PROMPT - Reproduce every line in the listing that contains the word "ffffff".

DATASET RECORDS -
☆ ☆ ☆ ☆
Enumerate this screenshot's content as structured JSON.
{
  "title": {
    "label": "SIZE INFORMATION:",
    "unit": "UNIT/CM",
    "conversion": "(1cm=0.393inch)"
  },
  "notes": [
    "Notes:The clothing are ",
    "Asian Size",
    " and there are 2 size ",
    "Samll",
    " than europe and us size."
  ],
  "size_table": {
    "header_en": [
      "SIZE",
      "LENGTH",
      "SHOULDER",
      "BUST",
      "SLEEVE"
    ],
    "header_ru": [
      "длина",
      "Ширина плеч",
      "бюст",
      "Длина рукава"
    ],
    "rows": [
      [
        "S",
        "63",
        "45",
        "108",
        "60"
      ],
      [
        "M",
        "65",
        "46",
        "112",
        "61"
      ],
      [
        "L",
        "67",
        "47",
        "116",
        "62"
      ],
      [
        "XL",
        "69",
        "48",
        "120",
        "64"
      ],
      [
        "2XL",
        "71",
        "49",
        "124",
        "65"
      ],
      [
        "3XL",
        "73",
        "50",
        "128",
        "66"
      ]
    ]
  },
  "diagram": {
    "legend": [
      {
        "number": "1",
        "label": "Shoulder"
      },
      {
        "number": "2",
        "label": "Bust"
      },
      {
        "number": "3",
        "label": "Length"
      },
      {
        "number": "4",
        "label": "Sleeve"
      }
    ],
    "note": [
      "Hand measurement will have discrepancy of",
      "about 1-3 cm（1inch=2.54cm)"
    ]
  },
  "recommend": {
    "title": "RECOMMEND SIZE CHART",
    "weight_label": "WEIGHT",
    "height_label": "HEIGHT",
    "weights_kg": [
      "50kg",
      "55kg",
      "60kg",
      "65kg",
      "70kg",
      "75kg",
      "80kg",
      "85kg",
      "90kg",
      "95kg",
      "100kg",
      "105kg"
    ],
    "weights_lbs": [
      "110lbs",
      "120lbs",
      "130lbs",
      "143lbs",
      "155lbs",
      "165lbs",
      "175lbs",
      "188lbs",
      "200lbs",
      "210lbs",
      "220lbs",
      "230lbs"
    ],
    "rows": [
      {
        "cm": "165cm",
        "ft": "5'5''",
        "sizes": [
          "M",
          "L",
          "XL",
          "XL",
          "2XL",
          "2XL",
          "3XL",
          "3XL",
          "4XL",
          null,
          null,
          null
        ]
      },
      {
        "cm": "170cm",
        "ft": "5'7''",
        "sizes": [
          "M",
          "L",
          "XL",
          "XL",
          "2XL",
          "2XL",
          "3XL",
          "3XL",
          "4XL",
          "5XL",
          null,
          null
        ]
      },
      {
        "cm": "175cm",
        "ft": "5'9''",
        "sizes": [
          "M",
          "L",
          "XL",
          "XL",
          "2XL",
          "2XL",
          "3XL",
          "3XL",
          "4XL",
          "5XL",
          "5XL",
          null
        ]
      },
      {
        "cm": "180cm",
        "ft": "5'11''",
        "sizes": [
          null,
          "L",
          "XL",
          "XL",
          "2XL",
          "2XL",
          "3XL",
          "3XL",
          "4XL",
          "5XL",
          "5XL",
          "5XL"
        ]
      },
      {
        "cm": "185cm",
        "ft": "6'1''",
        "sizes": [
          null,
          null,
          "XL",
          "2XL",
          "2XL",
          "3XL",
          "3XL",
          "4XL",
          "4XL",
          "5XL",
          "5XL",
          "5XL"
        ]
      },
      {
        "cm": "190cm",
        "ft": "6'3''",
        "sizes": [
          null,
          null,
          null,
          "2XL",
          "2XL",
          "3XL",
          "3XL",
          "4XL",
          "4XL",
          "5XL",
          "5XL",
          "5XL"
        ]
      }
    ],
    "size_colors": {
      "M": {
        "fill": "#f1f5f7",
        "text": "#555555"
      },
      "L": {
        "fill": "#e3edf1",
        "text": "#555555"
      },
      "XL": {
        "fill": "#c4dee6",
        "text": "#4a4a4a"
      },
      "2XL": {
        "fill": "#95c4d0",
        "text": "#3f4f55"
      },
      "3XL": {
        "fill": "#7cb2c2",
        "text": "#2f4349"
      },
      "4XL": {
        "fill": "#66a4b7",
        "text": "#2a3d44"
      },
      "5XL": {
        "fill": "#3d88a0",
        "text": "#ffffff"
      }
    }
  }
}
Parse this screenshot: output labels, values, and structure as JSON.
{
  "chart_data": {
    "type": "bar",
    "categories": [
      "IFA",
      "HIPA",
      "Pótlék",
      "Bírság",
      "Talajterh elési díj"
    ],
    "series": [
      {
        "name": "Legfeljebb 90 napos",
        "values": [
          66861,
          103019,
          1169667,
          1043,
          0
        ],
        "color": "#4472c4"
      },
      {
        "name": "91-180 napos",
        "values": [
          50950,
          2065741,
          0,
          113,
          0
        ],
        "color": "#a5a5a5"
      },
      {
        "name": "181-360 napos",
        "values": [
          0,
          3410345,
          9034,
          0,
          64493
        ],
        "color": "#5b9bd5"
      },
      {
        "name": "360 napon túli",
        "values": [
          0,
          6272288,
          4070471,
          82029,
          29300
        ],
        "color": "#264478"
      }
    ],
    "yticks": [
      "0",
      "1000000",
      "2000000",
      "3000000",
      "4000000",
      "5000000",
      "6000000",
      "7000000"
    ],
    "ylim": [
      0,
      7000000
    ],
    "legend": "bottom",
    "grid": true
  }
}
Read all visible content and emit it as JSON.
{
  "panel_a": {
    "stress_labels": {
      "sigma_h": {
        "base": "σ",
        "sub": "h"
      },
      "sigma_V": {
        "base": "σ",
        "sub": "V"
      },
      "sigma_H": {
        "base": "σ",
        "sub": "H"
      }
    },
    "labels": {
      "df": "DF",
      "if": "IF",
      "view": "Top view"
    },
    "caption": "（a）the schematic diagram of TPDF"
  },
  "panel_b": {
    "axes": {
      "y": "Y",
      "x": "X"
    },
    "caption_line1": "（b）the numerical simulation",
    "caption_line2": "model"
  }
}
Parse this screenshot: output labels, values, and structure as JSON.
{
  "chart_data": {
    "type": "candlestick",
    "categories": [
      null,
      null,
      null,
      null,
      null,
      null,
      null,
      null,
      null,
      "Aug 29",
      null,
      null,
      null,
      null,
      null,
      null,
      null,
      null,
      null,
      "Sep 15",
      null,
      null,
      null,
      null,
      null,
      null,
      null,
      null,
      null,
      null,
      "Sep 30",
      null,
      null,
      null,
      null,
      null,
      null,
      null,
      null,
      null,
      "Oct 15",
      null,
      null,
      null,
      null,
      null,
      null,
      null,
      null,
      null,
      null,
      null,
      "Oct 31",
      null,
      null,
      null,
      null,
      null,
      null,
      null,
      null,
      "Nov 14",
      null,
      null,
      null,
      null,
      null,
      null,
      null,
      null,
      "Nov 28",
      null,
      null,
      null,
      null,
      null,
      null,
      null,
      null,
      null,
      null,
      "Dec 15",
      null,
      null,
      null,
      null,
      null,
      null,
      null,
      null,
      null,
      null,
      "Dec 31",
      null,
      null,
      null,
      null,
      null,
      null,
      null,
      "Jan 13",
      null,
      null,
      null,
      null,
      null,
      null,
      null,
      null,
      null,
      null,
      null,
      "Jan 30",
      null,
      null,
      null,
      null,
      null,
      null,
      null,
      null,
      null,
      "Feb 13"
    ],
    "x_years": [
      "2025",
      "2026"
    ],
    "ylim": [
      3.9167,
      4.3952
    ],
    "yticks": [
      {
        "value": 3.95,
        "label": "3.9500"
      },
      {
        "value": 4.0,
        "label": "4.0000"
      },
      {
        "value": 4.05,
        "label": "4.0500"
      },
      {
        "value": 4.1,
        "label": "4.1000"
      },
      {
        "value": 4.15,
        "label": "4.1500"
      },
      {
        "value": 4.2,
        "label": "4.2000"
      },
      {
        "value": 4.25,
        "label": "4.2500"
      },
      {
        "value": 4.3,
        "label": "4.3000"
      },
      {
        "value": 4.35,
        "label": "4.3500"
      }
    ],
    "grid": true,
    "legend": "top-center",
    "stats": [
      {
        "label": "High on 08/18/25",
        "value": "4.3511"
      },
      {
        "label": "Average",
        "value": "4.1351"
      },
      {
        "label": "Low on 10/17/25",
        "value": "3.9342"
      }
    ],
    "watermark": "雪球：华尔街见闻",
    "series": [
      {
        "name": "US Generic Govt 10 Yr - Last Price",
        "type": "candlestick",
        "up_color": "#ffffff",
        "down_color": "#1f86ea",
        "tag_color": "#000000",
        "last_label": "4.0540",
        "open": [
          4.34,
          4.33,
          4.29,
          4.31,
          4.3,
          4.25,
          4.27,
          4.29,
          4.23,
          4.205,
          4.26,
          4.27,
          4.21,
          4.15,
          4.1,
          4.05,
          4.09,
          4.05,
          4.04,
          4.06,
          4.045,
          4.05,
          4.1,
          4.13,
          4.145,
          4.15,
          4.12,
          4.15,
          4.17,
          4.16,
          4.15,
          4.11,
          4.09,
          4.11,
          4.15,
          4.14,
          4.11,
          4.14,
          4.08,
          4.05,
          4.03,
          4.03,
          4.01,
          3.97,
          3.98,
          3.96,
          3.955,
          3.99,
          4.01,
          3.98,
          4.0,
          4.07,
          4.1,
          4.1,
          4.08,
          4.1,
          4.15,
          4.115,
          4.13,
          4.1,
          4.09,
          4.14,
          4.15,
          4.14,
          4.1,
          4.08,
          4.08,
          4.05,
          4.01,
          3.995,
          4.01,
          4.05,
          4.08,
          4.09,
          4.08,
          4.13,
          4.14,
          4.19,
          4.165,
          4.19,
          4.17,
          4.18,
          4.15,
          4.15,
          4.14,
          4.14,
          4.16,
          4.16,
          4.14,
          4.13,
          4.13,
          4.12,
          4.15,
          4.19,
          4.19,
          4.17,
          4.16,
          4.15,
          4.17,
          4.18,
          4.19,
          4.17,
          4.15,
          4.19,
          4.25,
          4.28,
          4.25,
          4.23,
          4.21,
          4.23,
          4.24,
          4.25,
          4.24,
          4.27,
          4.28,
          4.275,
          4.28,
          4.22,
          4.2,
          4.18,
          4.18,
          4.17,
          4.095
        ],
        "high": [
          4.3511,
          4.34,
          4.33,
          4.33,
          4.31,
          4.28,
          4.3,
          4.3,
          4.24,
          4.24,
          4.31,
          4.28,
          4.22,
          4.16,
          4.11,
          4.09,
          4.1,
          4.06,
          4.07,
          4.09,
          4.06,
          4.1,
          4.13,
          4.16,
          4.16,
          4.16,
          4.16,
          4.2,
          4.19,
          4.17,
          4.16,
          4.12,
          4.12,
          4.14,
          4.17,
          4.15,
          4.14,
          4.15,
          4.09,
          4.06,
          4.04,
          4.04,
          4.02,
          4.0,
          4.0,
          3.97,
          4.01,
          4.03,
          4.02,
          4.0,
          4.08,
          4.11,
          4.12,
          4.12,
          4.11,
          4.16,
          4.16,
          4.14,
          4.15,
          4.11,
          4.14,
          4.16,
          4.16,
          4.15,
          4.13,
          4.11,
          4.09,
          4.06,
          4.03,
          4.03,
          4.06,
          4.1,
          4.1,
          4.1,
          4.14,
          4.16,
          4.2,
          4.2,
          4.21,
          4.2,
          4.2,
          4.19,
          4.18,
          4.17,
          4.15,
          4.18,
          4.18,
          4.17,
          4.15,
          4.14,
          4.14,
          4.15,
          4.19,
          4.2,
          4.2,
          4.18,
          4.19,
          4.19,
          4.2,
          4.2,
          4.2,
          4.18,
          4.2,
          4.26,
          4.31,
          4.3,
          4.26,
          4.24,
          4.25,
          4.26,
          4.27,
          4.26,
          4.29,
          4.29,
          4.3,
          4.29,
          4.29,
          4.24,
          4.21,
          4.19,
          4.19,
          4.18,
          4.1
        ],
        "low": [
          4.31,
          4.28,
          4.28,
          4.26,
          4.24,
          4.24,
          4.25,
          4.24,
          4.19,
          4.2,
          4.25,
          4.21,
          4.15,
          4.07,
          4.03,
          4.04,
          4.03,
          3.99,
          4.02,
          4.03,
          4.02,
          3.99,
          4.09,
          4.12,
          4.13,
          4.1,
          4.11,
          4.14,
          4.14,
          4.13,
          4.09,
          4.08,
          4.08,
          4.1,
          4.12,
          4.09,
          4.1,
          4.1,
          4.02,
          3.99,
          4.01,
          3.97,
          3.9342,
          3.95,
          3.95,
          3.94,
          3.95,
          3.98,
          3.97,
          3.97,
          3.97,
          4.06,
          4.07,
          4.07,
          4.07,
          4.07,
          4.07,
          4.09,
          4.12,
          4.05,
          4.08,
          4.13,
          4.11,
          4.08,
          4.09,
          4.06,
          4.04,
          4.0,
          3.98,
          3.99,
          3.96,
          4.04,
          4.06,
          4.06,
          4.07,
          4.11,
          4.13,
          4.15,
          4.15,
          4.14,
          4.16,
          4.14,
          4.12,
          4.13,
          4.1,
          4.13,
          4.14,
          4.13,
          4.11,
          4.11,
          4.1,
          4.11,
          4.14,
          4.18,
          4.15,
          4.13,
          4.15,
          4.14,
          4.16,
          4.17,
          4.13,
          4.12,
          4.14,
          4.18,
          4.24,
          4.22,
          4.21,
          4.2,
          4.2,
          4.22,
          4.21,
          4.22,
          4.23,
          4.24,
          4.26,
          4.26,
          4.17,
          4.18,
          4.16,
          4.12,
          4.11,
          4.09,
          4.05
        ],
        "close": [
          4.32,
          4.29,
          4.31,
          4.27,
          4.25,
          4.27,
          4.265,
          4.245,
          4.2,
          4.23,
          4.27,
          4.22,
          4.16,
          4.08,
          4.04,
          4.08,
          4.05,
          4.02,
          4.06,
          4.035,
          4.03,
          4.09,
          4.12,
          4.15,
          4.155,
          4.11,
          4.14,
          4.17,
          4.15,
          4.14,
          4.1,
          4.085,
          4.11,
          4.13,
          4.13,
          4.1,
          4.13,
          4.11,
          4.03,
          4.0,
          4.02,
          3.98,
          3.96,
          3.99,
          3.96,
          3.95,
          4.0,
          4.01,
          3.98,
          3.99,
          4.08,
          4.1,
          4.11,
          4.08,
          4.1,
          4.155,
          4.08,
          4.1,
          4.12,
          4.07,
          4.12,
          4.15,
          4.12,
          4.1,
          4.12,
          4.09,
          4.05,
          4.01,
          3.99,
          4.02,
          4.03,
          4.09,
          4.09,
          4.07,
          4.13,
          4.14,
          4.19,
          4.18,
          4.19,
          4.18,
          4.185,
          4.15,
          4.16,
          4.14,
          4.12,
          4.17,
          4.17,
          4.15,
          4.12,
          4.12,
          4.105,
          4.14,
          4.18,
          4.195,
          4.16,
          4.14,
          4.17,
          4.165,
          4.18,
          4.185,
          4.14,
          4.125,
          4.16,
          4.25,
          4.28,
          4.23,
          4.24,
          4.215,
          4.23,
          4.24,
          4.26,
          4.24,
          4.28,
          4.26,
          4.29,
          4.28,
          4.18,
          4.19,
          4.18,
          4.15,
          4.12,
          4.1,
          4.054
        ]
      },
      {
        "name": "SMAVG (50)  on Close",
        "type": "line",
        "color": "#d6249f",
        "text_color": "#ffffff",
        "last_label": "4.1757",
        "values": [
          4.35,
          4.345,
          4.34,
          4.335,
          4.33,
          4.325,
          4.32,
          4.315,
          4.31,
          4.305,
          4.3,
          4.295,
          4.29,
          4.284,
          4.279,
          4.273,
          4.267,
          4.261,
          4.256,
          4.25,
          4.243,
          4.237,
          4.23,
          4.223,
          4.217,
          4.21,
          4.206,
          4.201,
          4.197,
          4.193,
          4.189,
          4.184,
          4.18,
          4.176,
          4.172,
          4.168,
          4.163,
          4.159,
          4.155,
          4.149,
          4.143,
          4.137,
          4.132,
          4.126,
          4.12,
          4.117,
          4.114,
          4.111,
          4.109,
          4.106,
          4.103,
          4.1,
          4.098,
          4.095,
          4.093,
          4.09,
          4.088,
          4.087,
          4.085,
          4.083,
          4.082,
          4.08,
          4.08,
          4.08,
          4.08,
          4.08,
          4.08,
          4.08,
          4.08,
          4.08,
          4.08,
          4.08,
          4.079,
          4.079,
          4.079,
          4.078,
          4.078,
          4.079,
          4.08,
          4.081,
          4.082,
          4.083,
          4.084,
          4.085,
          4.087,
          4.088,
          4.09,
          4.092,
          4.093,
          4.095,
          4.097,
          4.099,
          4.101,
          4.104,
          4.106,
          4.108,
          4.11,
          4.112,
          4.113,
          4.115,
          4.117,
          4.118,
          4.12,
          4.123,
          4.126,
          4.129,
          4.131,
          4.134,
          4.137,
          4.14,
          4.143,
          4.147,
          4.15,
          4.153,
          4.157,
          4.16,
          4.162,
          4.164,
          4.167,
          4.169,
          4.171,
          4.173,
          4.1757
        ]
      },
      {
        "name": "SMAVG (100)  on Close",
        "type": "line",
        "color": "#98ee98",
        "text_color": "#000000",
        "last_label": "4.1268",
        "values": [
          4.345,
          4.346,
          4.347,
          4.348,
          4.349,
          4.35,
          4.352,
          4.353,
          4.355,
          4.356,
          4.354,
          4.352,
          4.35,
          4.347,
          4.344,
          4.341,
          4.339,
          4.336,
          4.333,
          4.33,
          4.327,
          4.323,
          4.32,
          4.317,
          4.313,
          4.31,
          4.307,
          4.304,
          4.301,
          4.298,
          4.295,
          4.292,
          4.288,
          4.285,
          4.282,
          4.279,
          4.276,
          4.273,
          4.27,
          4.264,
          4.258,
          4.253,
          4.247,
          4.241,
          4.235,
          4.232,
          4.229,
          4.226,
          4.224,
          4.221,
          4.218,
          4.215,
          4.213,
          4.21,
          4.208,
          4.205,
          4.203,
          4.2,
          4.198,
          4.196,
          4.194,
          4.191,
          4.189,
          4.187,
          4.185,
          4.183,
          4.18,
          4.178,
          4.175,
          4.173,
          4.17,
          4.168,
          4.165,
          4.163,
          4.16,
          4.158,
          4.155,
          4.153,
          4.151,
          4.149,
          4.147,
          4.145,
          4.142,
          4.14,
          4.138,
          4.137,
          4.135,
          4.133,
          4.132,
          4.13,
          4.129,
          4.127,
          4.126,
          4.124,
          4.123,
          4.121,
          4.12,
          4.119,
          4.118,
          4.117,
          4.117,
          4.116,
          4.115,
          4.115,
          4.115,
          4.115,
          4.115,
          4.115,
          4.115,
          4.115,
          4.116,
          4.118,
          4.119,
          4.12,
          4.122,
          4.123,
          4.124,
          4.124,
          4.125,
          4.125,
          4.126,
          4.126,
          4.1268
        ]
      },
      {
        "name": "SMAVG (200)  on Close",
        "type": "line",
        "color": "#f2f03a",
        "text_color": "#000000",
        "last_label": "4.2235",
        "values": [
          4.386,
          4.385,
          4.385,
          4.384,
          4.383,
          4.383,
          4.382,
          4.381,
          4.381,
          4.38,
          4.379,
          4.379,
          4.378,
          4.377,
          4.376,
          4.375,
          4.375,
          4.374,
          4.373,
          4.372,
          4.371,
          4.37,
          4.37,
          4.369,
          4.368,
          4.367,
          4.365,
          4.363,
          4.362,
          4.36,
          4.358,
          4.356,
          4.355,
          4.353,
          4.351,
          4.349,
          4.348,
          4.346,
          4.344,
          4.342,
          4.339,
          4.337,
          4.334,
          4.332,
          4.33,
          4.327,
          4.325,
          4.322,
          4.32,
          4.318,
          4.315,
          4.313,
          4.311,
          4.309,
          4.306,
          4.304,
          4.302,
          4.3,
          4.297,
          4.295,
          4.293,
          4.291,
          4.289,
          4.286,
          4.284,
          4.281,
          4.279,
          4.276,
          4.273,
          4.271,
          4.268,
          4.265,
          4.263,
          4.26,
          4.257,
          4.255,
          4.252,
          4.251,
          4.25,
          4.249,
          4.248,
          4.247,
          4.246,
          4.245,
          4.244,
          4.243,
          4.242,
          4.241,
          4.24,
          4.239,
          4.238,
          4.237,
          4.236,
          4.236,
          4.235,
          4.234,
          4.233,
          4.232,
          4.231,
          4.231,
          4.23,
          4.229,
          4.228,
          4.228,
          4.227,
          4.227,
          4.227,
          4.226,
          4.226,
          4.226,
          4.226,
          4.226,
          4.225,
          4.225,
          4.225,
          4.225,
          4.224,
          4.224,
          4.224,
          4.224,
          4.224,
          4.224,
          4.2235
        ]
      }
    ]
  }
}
☆ ☆ ☆ ☆
RESULT OF THE TASK -
        "text": "#ffffff"
        "up_color": "#ffffff",
        "text_color": "#ffffff",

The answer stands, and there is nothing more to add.